───── Record list ─────

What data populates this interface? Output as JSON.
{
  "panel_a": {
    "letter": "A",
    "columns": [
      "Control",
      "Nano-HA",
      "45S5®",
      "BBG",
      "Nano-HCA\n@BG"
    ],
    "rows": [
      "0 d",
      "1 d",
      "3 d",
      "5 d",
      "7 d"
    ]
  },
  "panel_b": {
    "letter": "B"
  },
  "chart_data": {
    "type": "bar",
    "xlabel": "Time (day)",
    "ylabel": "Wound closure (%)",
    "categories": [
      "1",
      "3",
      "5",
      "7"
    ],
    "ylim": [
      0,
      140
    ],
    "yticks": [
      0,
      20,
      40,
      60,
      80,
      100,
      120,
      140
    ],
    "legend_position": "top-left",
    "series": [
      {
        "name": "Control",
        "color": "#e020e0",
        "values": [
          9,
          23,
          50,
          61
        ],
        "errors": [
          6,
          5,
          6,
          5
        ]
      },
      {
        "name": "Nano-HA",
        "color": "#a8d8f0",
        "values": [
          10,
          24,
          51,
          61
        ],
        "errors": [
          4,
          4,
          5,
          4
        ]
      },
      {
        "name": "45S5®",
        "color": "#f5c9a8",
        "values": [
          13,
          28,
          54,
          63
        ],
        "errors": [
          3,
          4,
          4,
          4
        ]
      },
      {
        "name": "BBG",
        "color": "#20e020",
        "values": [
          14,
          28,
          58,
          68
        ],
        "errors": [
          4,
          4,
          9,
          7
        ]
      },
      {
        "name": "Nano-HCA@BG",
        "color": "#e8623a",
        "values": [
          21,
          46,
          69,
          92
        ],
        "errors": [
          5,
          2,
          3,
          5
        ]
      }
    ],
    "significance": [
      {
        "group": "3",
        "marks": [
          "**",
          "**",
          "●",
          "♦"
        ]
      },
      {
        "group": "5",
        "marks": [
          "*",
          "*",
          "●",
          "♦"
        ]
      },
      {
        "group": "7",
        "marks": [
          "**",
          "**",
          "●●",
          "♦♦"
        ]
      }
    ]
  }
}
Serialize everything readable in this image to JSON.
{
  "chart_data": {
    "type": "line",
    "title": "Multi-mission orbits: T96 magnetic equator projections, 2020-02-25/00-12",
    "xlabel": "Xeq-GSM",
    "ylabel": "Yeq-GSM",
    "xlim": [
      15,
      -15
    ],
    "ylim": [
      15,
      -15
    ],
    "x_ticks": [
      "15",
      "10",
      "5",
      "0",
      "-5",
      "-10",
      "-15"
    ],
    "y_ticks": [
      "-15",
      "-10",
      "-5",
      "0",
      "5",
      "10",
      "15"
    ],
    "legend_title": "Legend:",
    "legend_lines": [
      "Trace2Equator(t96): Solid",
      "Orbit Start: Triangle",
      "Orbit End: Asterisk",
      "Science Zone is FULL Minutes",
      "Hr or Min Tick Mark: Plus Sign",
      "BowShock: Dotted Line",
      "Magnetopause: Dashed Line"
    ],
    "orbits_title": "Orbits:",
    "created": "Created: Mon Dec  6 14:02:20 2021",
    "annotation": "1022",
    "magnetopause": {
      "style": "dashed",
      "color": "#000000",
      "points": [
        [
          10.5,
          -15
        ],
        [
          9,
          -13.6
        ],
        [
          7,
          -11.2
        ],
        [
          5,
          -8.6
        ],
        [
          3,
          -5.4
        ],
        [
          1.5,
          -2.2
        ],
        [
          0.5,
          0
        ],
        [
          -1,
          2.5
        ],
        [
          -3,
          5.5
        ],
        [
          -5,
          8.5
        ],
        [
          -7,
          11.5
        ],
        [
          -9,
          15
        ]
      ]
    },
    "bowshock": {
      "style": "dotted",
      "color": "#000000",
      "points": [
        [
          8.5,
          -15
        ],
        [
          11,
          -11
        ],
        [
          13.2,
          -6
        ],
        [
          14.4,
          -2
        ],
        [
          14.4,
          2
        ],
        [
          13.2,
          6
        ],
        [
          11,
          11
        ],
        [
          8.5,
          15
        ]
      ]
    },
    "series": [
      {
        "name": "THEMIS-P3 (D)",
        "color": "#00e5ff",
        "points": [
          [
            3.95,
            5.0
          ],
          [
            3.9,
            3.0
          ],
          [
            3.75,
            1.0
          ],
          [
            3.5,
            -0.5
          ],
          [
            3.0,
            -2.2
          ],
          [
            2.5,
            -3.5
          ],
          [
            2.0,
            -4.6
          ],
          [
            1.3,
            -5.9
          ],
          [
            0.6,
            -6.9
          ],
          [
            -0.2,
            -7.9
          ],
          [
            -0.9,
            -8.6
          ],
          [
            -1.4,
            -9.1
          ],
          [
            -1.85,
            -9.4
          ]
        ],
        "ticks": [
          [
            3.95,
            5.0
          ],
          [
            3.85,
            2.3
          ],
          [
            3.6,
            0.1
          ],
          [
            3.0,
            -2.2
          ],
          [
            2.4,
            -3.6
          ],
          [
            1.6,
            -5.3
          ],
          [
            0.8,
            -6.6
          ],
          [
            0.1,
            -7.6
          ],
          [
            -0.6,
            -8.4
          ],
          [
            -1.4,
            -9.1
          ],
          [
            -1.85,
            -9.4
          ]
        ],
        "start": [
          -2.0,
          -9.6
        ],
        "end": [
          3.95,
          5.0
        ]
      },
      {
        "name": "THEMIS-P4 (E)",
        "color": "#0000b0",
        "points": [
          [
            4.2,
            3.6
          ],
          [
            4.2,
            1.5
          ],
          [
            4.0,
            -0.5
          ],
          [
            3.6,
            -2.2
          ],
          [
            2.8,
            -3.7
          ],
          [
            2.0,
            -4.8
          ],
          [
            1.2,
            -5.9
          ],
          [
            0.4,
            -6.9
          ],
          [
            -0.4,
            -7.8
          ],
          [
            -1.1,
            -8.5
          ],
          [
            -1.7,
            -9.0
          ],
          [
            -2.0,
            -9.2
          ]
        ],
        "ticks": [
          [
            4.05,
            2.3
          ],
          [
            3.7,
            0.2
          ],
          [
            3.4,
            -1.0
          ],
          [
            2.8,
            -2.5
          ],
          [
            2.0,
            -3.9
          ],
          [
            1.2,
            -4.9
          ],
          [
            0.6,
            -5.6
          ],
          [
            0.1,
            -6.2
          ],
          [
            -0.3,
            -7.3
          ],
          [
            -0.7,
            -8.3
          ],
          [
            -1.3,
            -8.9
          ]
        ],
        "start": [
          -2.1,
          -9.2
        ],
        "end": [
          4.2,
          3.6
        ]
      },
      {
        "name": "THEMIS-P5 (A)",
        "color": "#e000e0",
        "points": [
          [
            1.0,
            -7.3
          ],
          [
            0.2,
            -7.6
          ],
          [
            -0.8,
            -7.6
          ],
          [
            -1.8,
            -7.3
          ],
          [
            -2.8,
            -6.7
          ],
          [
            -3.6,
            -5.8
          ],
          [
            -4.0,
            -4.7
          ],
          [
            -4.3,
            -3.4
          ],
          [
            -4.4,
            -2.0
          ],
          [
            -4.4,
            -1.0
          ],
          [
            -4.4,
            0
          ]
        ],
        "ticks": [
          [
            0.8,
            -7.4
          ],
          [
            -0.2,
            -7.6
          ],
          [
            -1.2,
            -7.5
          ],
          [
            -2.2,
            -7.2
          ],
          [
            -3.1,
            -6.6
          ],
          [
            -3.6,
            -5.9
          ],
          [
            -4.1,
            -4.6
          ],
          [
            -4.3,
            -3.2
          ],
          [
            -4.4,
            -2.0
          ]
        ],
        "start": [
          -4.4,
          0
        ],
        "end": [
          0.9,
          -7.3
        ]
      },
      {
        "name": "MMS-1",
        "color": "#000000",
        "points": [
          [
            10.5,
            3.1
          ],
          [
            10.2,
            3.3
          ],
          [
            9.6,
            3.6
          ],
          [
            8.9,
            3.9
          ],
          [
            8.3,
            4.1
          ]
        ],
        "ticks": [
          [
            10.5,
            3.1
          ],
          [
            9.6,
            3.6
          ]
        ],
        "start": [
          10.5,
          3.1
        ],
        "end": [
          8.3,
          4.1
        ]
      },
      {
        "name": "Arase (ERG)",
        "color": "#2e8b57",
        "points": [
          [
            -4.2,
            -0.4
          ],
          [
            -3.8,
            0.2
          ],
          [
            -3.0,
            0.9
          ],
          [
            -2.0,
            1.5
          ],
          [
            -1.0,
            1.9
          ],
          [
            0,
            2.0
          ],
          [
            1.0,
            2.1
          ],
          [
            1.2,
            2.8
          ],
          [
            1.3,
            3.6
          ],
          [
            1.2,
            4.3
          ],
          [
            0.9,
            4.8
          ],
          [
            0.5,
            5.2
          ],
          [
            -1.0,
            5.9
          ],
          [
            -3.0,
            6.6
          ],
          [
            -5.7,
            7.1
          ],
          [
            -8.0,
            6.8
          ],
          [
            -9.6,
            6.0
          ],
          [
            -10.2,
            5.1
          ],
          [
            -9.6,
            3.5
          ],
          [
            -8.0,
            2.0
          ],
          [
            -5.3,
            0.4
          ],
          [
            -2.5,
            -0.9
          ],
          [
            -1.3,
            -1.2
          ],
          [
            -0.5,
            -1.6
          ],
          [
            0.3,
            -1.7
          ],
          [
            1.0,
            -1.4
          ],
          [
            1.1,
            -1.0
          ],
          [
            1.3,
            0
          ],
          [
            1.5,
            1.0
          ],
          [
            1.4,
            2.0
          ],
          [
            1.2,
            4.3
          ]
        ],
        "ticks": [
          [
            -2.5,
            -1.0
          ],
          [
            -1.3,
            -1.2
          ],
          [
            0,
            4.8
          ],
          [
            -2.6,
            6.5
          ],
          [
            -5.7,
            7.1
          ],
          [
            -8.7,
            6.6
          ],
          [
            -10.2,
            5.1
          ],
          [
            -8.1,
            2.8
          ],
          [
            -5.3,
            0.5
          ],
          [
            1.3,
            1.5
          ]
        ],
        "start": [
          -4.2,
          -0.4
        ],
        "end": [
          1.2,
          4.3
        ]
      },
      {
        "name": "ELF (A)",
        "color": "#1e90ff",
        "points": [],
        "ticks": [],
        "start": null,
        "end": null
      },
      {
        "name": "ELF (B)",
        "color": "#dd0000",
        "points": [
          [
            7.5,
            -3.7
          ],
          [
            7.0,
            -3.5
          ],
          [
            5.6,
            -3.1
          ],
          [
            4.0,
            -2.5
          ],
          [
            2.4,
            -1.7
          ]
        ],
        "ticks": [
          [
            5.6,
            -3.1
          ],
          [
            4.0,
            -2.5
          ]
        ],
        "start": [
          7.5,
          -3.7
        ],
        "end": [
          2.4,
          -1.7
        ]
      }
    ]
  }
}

─────

Problem to solve:
Show each line in the entries that holds the string "JSON".

Result of this exercise:
What data populates this interface? Output as JSON.
Serialize everything readable in this image to JSON.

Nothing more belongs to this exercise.